[Stored data]
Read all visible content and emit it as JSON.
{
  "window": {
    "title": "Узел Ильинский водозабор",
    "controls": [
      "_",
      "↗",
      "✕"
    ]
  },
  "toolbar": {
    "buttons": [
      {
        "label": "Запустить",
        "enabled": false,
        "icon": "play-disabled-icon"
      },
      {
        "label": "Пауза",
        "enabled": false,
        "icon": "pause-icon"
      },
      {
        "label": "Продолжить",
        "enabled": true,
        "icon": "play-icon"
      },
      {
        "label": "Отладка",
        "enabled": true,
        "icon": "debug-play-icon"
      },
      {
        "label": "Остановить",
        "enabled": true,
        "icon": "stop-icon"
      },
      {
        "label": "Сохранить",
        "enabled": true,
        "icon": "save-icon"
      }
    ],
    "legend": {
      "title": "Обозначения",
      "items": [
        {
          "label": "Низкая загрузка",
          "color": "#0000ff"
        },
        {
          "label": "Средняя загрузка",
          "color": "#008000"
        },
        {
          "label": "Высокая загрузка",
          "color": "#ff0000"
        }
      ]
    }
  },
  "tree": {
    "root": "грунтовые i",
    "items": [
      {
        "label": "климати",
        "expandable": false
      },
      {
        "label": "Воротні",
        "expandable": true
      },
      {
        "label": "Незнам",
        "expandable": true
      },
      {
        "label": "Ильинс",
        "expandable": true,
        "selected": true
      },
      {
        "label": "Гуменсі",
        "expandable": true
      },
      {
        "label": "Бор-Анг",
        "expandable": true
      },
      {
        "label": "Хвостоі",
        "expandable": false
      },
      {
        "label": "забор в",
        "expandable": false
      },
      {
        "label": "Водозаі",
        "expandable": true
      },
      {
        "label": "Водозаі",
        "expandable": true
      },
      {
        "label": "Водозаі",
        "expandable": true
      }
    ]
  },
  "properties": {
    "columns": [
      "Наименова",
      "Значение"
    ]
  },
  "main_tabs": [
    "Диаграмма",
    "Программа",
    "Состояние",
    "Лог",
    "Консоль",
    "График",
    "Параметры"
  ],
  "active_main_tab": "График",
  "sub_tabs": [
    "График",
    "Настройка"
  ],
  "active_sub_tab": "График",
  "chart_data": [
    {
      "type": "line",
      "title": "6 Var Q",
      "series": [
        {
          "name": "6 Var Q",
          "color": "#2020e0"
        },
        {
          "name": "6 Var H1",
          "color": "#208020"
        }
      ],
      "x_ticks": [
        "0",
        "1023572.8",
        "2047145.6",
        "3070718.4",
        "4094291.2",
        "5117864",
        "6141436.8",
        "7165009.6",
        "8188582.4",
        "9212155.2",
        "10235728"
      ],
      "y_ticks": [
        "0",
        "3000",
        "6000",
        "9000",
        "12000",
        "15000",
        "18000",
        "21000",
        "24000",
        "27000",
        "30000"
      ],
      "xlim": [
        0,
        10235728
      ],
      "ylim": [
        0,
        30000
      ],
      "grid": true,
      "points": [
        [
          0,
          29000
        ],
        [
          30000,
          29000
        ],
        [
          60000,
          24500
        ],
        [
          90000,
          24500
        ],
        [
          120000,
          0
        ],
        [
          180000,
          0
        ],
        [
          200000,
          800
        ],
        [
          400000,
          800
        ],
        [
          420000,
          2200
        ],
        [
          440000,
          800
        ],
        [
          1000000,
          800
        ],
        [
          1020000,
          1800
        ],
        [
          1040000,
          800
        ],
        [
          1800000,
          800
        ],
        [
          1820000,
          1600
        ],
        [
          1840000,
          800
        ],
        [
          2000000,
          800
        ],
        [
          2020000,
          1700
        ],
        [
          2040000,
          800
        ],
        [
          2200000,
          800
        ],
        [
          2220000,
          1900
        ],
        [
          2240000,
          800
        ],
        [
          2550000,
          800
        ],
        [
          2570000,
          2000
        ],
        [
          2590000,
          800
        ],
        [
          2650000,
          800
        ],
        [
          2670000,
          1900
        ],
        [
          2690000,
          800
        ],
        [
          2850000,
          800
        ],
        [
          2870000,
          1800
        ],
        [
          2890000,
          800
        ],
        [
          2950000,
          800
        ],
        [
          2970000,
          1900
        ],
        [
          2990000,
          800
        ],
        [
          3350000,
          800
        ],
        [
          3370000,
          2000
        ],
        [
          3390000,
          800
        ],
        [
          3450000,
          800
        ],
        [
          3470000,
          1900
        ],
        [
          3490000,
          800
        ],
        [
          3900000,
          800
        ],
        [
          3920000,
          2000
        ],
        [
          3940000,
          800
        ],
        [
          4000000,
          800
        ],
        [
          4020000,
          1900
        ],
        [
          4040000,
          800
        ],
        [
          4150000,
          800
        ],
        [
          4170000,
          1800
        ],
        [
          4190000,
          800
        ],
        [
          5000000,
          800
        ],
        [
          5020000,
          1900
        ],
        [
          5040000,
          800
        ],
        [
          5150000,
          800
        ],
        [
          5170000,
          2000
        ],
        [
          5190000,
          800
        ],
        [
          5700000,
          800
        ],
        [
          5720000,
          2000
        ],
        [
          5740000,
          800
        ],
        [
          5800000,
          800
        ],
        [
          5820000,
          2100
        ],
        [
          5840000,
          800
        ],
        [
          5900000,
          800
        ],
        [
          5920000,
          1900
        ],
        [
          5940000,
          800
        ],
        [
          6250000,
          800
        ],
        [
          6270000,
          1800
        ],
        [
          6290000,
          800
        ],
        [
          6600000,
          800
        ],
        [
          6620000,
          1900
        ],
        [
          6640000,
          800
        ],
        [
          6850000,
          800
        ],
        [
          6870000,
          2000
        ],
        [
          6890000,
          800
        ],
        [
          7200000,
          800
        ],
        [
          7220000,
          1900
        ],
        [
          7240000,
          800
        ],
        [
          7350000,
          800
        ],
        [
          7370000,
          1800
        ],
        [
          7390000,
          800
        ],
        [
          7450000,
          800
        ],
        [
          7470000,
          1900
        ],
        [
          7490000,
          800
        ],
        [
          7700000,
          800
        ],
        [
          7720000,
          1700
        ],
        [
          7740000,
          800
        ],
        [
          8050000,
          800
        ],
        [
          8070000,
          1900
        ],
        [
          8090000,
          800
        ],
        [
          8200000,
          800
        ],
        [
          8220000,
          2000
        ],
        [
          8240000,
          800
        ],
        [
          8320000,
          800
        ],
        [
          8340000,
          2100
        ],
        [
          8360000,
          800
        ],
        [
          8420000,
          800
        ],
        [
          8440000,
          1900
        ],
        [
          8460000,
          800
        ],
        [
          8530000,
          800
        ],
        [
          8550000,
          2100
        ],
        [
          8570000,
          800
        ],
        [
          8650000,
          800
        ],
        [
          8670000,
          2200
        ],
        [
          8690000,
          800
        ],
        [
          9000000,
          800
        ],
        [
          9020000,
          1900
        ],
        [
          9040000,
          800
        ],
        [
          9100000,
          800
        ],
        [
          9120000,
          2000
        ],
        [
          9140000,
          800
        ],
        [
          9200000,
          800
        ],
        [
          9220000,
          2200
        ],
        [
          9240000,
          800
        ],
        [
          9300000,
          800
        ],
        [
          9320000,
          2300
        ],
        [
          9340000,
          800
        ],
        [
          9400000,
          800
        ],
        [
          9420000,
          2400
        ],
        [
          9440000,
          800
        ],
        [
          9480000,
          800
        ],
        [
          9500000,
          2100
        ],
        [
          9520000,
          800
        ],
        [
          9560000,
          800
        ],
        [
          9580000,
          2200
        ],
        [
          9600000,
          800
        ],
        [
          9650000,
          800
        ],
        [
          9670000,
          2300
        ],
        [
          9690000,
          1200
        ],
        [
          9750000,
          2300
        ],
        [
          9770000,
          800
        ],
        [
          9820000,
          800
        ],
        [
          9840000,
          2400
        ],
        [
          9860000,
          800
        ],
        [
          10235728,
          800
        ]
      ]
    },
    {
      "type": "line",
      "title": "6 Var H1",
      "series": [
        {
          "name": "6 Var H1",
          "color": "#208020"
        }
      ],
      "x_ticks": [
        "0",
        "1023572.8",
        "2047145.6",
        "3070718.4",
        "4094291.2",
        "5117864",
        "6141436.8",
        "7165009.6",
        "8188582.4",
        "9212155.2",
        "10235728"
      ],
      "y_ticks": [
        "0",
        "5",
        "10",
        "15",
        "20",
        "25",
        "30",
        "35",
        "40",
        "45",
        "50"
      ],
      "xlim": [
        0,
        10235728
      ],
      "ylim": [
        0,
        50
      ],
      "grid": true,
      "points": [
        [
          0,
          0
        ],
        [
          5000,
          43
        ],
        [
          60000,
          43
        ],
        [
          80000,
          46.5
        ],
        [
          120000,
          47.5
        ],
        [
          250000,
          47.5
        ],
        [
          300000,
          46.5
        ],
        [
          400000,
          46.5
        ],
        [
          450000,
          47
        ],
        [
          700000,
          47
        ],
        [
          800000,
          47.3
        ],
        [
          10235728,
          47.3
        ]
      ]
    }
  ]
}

_WRITTEN EXERCISE_. Tally how many lines in the material above hold the word "График". Write only that number.

_ANSWER IN FULL_. 4